▶ SET TASK
Give only the number of lines in the data that contain the word "structured".

-.-.-

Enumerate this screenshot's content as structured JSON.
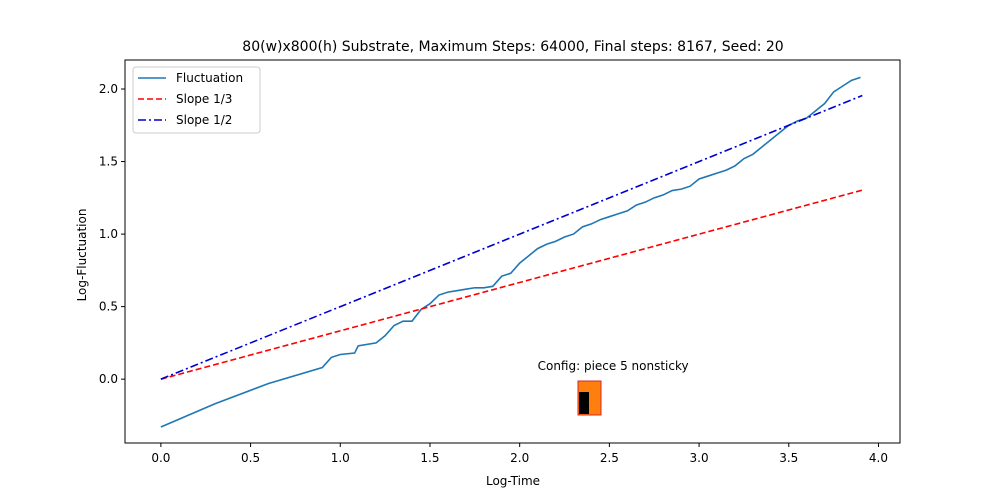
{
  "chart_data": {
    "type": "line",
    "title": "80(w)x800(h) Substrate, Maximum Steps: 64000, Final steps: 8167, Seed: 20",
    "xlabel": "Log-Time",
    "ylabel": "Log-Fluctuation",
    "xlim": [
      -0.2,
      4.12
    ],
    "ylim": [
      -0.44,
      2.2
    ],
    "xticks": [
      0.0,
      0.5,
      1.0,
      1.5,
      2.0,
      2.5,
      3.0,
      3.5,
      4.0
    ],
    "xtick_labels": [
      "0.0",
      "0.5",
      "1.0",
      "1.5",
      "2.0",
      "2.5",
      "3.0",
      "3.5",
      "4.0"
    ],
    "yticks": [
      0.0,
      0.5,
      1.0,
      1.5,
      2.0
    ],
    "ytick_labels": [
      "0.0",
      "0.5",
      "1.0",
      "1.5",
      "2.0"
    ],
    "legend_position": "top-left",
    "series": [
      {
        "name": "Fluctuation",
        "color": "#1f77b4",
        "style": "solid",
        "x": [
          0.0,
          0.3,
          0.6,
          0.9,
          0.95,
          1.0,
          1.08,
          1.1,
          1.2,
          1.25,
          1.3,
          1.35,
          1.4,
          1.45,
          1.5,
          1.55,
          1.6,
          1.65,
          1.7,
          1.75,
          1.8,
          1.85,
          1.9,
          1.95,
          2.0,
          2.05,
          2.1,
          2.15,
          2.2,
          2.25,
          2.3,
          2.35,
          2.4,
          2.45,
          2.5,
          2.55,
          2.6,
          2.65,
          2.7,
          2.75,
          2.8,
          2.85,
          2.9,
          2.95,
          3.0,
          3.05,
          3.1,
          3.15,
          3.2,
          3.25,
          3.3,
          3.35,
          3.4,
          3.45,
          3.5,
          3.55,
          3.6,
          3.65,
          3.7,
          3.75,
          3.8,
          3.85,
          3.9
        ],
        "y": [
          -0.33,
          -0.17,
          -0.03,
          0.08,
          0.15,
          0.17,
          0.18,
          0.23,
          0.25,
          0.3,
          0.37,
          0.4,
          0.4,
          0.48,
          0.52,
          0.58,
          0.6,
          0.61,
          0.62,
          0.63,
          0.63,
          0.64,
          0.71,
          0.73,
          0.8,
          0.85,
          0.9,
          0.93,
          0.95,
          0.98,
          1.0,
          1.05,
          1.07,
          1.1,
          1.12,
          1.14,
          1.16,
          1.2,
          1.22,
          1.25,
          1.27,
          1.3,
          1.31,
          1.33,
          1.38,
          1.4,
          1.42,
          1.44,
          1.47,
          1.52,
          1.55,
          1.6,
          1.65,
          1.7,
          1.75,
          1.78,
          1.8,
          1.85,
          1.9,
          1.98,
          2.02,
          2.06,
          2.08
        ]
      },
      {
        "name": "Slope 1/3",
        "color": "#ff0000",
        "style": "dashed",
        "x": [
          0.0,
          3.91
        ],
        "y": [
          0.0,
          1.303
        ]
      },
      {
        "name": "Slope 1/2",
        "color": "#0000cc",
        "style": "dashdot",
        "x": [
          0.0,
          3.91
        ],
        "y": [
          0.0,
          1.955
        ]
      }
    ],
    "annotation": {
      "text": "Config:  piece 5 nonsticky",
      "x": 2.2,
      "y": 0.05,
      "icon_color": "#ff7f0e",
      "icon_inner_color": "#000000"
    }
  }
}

-.-.-

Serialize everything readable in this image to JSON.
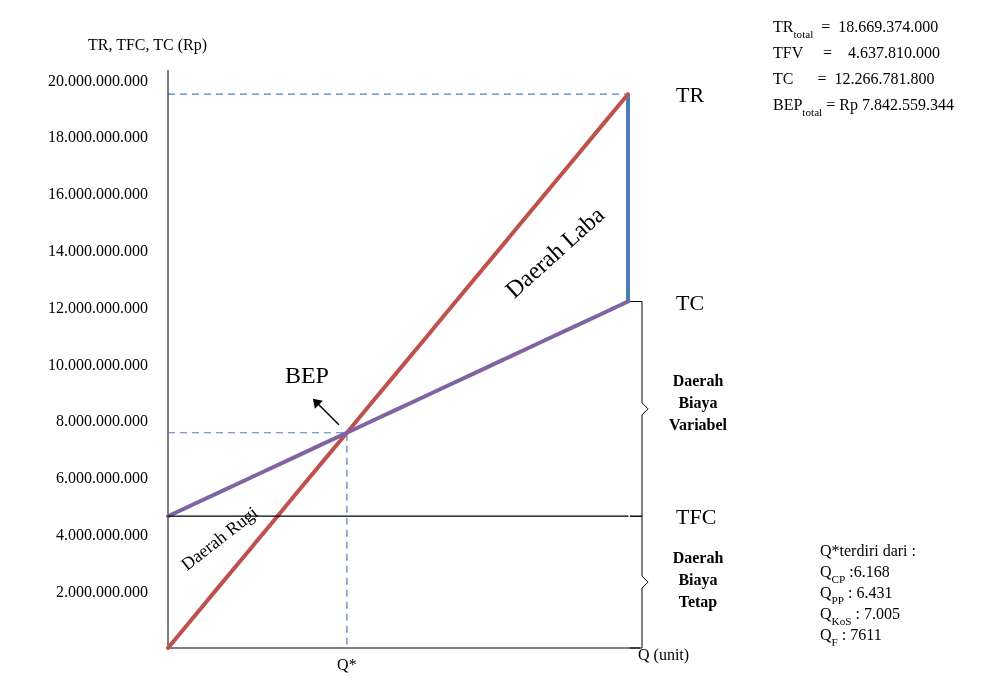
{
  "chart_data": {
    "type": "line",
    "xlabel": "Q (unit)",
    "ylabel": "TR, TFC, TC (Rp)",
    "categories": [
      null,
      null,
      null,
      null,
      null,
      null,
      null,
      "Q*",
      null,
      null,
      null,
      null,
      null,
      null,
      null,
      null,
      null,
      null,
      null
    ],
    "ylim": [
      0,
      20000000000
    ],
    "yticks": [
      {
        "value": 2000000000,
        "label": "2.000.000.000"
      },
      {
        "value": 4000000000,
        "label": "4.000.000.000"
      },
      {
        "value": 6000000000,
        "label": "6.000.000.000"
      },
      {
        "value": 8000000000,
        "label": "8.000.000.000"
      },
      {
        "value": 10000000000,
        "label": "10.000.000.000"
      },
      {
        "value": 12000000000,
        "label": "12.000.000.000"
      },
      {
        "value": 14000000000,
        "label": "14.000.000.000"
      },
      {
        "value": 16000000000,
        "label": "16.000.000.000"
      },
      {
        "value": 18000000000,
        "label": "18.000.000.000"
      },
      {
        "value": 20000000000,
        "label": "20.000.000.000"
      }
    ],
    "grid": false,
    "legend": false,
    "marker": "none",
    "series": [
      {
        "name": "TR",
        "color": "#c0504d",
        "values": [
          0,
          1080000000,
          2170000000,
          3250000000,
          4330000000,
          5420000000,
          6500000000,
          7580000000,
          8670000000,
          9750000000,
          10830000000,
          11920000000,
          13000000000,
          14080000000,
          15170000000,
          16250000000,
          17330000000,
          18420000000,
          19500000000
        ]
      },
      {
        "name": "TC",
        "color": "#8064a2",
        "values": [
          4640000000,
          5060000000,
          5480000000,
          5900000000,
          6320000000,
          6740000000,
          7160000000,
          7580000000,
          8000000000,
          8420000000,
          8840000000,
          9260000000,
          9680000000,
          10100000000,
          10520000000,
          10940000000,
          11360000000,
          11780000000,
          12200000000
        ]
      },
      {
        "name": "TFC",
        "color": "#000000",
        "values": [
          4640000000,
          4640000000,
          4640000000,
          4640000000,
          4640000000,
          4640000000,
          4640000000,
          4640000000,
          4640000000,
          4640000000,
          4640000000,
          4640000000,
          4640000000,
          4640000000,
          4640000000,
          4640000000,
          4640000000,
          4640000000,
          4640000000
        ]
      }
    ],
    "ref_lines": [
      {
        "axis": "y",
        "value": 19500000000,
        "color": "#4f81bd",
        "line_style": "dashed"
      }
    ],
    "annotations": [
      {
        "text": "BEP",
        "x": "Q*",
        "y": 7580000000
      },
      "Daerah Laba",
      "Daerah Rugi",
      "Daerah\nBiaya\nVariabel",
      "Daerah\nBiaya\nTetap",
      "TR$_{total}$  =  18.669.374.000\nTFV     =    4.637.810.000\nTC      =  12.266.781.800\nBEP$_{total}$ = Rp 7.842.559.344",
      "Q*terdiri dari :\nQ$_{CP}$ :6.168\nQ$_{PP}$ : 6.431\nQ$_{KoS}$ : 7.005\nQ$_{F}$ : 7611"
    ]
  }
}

-.-.-

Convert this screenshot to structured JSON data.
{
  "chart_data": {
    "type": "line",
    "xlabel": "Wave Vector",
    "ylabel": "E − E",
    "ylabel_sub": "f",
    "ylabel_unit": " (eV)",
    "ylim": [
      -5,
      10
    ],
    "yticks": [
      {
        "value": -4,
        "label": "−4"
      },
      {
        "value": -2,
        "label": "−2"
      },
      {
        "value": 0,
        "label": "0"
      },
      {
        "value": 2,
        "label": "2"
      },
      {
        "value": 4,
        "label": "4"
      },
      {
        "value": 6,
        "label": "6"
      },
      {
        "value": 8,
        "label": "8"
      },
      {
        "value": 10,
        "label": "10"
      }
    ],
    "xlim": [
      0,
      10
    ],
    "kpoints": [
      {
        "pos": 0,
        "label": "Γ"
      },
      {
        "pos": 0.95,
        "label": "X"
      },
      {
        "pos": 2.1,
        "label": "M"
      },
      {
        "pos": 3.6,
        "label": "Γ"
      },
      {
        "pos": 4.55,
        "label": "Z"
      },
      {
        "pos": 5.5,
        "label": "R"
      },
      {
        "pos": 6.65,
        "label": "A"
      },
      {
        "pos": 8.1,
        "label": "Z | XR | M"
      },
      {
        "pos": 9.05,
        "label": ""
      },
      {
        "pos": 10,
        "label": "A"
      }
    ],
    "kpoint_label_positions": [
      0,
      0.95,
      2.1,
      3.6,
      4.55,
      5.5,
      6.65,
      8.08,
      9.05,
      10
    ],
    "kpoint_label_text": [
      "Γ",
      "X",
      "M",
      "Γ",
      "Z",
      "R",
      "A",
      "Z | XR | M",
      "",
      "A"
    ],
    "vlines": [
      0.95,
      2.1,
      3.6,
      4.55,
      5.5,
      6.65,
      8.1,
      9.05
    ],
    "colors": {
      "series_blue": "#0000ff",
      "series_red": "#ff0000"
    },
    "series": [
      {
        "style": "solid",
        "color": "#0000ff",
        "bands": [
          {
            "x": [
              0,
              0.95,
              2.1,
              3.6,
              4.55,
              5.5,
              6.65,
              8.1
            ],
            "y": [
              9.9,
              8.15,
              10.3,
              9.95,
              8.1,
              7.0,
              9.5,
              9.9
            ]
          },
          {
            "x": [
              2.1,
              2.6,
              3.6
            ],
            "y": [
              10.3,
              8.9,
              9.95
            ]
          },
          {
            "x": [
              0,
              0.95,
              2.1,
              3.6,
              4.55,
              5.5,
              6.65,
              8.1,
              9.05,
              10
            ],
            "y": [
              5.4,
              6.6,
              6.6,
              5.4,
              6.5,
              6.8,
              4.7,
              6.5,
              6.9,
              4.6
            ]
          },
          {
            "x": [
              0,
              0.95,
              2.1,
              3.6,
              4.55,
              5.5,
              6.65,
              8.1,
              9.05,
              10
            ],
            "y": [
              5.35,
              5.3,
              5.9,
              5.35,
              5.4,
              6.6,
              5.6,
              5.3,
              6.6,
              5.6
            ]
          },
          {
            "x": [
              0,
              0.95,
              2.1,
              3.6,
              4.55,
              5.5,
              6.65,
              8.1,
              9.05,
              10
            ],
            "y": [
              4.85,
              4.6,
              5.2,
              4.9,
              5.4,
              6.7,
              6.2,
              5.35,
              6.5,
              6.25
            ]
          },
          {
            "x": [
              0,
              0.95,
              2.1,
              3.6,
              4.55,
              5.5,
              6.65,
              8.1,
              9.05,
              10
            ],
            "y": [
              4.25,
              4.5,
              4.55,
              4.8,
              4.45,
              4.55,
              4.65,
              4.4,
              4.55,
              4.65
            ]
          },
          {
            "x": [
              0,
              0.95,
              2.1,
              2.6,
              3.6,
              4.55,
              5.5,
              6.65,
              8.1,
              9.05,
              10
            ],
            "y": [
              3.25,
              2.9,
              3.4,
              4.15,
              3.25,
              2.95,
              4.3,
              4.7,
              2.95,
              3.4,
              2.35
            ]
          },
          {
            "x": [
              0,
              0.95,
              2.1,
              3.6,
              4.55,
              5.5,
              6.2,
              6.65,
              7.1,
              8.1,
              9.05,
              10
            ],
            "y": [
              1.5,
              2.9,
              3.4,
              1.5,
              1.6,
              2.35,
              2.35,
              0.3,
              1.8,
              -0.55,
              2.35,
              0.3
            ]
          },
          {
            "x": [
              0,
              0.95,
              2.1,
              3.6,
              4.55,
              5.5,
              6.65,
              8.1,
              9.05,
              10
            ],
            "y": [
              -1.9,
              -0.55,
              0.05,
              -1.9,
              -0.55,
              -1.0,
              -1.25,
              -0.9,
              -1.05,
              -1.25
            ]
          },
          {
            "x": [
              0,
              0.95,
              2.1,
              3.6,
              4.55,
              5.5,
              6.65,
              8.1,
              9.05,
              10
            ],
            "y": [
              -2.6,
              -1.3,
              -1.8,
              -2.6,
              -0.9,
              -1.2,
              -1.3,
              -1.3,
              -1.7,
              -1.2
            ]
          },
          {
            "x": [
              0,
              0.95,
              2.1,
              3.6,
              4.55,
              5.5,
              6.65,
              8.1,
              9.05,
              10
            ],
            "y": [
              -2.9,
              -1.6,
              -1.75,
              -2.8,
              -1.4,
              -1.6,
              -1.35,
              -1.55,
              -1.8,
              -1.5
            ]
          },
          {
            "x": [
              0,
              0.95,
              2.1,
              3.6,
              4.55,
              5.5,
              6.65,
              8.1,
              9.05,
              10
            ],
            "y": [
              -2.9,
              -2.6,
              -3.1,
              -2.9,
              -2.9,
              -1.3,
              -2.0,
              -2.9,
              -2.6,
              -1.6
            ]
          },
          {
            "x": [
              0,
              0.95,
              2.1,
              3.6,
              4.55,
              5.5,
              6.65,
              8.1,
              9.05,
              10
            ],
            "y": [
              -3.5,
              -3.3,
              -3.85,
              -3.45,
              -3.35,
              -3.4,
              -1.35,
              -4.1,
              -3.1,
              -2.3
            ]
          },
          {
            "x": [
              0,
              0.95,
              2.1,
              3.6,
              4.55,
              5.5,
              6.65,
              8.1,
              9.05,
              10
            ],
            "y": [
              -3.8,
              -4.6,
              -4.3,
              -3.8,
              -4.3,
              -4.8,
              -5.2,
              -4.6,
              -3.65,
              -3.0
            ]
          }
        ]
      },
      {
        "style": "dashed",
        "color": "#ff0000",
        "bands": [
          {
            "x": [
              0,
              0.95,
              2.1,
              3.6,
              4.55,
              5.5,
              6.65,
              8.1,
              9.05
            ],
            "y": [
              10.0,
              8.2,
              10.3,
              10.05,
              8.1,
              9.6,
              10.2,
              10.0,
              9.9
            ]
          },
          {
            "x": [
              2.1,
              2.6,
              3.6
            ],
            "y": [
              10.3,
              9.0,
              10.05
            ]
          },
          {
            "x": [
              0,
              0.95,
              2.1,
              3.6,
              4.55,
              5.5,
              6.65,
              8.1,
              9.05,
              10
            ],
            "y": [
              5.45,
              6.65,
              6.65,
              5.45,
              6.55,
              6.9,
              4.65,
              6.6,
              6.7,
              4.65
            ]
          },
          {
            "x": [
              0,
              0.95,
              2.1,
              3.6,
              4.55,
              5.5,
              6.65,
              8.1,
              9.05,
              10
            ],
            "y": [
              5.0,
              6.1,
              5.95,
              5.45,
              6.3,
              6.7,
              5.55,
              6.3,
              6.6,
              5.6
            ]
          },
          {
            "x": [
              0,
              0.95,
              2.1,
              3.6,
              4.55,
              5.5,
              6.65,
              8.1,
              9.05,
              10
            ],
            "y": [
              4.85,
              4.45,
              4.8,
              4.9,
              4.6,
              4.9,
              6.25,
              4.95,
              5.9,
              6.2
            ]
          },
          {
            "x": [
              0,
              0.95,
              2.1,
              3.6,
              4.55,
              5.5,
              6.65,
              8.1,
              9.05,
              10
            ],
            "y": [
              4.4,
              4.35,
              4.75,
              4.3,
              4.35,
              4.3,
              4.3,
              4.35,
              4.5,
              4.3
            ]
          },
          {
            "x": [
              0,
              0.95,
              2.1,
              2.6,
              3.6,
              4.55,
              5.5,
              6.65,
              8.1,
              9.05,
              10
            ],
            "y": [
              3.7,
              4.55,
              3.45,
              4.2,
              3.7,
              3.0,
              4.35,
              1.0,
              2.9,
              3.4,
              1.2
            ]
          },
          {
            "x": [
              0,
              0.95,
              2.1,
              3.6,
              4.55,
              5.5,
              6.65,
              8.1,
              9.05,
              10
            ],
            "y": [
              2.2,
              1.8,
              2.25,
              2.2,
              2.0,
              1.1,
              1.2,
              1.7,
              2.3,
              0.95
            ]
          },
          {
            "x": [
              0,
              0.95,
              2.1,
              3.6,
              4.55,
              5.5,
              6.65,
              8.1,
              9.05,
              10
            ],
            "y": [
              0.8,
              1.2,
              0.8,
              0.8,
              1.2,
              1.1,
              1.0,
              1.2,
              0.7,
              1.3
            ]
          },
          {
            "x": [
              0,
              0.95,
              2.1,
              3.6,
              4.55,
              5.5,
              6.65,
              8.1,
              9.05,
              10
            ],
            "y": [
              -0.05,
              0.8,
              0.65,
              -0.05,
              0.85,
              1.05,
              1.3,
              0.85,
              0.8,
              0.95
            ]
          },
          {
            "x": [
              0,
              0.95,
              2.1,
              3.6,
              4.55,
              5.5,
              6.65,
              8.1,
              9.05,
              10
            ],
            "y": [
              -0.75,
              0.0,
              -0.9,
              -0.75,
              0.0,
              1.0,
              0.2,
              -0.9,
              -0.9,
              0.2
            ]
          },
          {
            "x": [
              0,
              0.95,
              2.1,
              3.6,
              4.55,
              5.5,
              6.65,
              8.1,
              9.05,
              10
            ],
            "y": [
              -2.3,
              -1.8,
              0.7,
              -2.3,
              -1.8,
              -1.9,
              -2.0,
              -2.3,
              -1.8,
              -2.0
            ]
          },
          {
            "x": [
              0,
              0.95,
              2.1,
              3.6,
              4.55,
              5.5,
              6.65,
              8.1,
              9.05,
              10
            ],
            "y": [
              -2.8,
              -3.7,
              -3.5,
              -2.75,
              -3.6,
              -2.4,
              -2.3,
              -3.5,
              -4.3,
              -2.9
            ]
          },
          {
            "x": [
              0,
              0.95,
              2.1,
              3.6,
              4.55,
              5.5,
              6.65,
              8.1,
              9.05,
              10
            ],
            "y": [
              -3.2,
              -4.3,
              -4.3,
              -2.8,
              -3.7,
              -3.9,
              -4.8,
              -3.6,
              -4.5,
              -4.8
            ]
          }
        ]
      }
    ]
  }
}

-.-.-

▶ CORRECT RESPONSE
2